<<<<

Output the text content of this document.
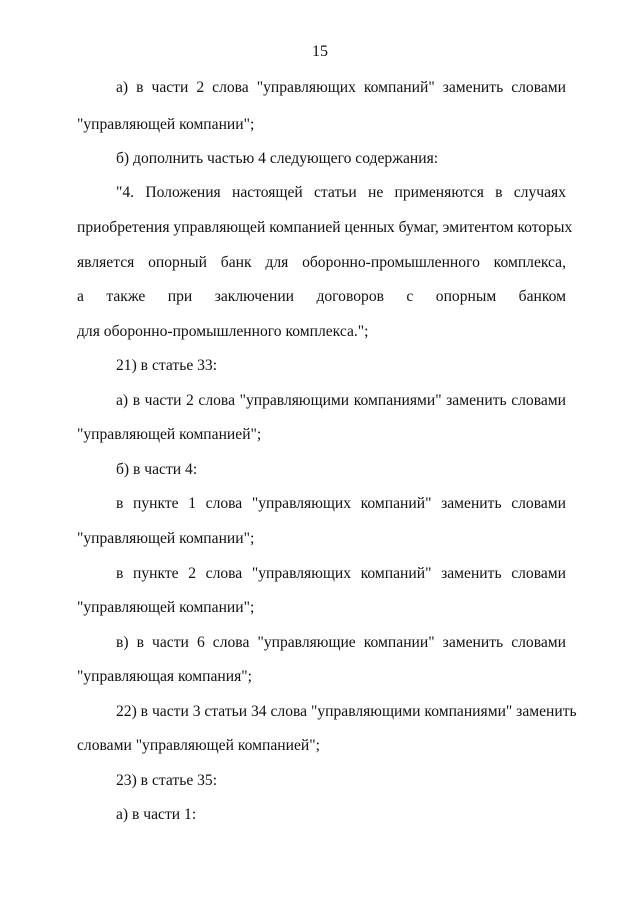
15
а) в части 2 слова "управляющих компаний" заменить словами
"управляющей компании";
б) дополнить частью 4 следующего содержания:
"4. Положения настоящей статьи не применяются в случаях
приобретения управляющей компанией ценных бумаг, эмитентом которых
является опорный банк для оборонно-промышленного комплекса,
а также при заключении договоров с опорным банком
для оборонно-промышленного комплекса.";
21) в статье 33:
а) в части 2 слова "управляющими компаниями" заменить словами
"управляющей компанией";
б) в части 4:
в пункте 1 слова "управляющих компаний" заменить словами
"управляющей компании";
в пункте 2 слова "управляющих компаний" заменить словами
"управляющей компании";
в) в части 6 слова "управляющие компании" заменить словами
"управляющая компания";
22) в части 3 статьи 34 слова "управляющими компаниями" заменить
словами "управляющей компанией";
23) в статье 35:
а) в части 1:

>>>>

**Task brief**
Reproduce all the records verbatim, excluding images.

**Response**
Output the text content of this document.
15
а) в части 2 слова "управляющих компаний" заменить словами
"управляющей компании";
б) дополнить частью 4 следующего содержания:
"4. Положения настоящей статьи не применяются в случаях
приобретения управляющей компанией ценных бумаг, эмитентом которых
является опорный банк для оборонно-промышленного комплекса,
а также при заключении договоров с опорным банком
для оборонно-промышленного комплекса.";
21) в статье 33:
а) в части 2 слова "управляющими компаниями" заменить словами
"управляющей компанией";
б) в части 4:
в пункте 1 слова "управляющих компаний" заменить словами
"управляющей компании";
в пункте 2 слова "управляющих компаний" заменить словами
"управляющей компании";
в) в части 6 слова "управляющие компании" заменить словами
"управляющая компания";
22) в части 3 статьи 34 слова "управляющими компаниями" заменить
словами "управляющей компанией";
23) в статье 35:
а) в части 1:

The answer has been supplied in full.